Excerpted text:
◆ ◆ ◆ ◆
Additionally, Early stopping and Dropout regularization were added to prevent overfitting.

The notebook contains a first section with parameters that can be tuned, those are:

  • n_past_total: number of total past observations from the original dataset to be considered.
  • n_past: number of past observations to be considered for the LSTM training and prediction.
  • n_future: number of future datapoints to predict (if 1, the model is Single-Step, if higher than 1 it becomes Multi-Step).
  • activation: activation function used for the RNN.
  • dropout: dropout for the hidden layers.
  • n_layers: number of hidden layers.
  • n_neurons: number of neurons in the hidden layers.
  • features: inputs (if only input is Close, the model is Univariate; if more, then it's Multivariate).
  • patience: number of epochs with no improvement after which training will be stopped.
  • optimizer: optimization method used for training the model.

The main output is the BTC Price for the n_future observations. E.g.: if n_future is equal to 10, the model will return the BTC predicted price for the next 10 days from the last observation recorded.

Run

Requirements

  1. Python 3.5 or higher
  2. Python libraries (pip install): numpy, pandas, datetime, math, matplotlib, keras, sklearn and plotly.

Clone this repo

git clone https://github.com/sjuanandres0/crypto.git

Dataset

If you want to use the model with more recent data, you can retrieve it from Yahoo Finance BTC-USD and overwrite the 'data/yahoo_BTC-USD.csv' file.

Else, there is already data up to 10th of June of 2021.

Script

  1. Launch Jupyter Notebook
  2. Open the Main.ipynb
  3. Run them cell by cell to understand what is going on. Markdown and comments will help you understand each line of code. Note that you can tweak the parameters in section 'Parameter settings'.
◆ ◆ ◆ ◆
Set exercise 1: Rewrite the notebook description starting at "The main output" and ending at "sklearn and plotly.", replacing "BTC" with "Bitcoin".
The notebook description and the entries were taken from unrelated sources.
◆ ◆ ◆ ◆
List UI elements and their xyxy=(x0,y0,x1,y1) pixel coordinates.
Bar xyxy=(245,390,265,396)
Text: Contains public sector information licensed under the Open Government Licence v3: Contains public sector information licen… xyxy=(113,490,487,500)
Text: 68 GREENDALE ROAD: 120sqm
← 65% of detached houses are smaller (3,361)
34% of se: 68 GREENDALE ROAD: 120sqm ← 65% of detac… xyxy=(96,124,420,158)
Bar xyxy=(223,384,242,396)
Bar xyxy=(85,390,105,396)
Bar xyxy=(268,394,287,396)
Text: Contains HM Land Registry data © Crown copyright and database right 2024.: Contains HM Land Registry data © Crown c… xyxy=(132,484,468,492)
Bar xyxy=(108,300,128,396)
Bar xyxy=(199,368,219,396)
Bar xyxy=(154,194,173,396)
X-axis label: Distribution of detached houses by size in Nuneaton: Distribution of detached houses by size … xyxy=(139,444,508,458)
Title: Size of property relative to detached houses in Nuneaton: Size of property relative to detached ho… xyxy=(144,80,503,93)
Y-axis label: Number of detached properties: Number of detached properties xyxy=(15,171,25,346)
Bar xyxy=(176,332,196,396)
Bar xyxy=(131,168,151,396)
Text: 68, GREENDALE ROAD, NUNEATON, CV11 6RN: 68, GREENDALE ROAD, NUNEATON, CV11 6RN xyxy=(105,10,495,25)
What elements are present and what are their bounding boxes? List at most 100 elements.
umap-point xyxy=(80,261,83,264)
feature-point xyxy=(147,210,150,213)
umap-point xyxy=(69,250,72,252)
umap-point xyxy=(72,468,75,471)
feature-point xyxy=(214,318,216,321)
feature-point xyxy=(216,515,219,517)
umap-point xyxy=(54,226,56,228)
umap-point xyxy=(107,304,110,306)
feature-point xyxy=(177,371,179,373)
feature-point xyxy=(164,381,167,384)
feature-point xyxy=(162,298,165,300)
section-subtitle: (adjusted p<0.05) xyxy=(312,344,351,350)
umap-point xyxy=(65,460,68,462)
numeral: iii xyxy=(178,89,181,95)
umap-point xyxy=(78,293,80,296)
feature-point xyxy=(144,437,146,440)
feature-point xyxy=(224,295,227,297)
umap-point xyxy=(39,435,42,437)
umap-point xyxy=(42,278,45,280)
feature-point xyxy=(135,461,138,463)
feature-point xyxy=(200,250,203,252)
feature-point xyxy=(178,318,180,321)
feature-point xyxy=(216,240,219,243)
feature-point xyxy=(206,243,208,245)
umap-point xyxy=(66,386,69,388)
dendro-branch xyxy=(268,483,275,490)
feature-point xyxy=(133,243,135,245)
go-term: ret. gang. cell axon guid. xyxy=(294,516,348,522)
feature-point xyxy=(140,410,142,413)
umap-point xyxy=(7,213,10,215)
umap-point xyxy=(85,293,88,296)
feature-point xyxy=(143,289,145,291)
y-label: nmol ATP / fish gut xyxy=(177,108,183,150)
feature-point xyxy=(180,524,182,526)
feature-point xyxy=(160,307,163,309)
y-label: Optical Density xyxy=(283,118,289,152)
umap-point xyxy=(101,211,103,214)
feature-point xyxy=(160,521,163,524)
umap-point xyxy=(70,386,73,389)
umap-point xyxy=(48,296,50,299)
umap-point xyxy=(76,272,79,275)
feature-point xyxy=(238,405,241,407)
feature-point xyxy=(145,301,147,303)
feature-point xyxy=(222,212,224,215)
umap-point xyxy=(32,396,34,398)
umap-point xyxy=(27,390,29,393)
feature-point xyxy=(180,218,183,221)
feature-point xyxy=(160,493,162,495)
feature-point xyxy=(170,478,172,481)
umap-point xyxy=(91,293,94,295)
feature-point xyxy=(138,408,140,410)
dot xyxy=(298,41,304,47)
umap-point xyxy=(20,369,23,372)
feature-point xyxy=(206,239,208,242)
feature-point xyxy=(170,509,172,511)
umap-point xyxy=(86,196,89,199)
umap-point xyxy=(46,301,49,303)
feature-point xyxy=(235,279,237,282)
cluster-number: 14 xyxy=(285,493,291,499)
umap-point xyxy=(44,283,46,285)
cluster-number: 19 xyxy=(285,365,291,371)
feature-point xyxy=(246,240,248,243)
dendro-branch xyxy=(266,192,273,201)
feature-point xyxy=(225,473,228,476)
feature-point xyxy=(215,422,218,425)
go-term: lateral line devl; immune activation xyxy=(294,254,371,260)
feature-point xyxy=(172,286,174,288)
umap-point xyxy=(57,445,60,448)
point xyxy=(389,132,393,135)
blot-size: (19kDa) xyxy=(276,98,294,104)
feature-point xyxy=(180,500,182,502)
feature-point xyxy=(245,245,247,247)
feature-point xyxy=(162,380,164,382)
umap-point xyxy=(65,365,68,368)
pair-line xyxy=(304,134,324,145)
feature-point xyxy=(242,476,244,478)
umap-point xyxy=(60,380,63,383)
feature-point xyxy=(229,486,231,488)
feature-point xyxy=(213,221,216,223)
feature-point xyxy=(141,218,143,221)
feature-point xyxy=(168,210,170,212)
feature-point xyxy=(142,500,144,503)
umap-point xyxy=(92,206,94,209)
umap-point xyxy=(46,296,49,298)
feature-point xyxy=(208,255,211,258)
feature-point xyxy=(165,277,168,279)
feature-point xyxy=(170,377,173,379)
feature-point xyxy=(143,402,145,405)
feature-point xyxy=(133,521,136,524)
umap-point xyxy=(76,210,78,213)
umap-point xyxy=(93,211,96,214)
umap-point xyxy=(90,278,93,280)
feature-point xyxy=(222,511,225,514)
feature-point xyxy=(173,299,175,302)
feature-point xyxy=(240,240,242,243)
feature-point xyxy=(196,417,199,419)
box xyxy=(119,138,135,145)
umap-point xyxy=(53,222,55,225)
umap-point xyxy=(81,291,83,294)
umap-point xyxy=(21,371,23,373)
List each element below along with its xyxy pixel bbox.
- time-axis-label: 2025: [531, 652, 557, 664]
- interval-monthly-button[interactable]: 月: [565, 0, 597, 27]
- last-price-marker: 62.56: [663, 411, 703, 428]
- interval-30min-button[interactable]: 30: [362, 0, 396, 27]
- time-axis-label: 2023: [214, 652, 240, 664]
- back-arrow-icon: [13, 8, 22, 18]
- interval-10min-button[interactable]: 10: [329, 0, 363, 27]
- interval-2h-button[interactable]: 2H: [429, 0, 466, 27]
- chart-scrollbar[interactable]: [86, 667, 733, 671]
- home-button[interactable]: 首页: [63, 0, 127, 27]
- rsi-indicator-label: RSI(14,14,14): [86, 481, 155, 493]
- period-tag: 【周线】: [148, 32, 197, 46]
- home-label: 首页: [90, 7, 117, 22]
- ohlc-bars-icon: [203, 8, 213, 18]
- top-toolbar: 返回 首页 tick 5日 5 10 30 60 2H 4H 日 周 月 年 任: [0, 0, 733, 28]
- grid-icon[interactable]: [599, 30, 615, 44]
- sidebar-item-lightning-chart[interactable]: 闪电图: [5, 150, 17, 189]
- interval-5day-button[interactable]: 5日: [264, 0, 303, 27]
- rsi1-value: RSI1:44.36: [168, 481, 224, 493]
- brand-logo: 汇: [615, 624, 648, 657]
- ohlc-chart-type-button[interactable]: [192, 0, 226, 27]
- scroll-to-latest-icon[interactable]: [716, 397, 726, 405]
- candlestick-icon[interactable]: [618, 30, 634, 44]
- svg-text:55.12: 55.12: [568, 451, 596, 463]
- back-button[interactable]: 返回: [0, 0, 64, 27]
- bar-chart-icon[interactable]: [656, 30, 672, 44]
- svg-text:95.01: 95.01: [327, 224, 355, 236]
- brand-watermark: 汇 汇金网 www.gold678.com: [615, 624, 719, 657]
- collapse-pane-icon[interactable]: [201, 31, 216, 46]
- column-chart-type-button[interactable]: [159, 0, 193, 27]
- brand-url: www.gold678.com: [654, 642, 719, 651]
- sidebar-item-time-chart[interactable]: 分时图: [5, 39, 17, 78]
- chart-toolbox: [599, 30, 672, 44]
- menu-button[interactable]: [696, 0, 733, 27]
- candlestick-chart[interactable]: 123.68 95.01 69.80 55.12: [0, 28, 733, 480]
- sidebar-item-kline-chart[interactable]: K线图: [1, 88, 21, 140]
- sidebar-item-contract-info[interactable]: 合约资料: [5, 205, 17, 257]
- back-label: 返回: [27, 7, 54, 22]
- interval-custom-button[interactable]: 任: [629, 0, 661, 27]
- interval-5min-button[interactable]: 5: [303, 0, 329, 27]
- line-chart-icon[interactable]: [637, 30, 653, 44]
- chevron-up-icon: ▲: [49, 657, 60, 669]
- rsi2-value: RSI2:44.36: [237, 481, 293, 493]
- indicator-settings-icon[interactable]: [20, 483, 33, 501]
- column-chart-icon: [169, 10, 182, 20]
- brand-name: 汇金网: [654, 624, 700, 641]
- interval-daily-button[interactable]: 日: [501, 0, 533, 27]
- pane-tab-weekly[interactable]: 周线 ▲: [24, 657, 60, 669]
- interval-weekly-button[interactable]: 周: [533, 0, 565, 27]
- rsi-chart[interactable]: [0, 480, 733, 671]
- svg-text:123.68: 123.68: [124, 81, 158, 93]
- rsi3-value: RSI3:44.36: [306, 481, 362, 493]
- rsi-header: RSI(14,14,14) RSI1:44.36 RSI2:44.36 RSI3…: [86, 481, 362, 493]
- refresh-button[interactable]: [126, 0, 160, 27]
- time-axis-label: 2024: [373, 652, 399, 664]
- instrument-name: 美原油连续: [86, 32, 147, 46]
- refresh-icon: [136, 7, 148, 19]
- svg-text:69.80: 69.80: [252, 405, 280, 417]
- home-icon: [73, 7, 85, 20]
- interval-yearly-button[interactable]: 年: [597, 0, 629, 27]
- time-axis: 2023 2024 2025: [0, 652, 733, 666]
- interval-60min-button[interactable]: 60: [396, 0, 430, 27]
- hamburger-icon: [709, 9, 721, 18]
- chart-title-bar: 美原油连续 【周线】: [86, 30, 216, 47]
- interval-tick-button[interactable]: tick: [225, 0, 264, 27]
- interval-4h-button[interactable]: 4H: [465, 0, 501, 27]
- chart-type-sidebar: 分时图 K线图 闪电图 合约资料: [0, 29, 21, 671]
◆ ◆ ◆ ◆
Set exercise 2: Quote the entries word for word, starting at their first line and ending at the line that contains "are smaller (3,361)".

Task answer 1:
The main output is the Bitcoin Price for the n_future observations. E.g.: if n_future is equal to 10, the model will return the Bitcoin predicted price for the next 10 days from the last observation recorded.

Run

Requirements

  1. Python 3.5 or higher
  2. Python libraries (pip install): numpy, pandas, datetime, math, matplotlib, keras, sklearn and plotly.

Task answer 2:
List UI elements and their xyxy=(x0,y0,x1,y1) pixel coordinates.
Bar xyxy=(245,390,265,396)
Text: Contains public sector information licensed under the Open Government Licence v3: Contains public sector information licen… xyxy=(113,490,487,500)
Text: 68 GREENDALE ROAD: 120sqm
← 65% of detached houses are smaller (3,361)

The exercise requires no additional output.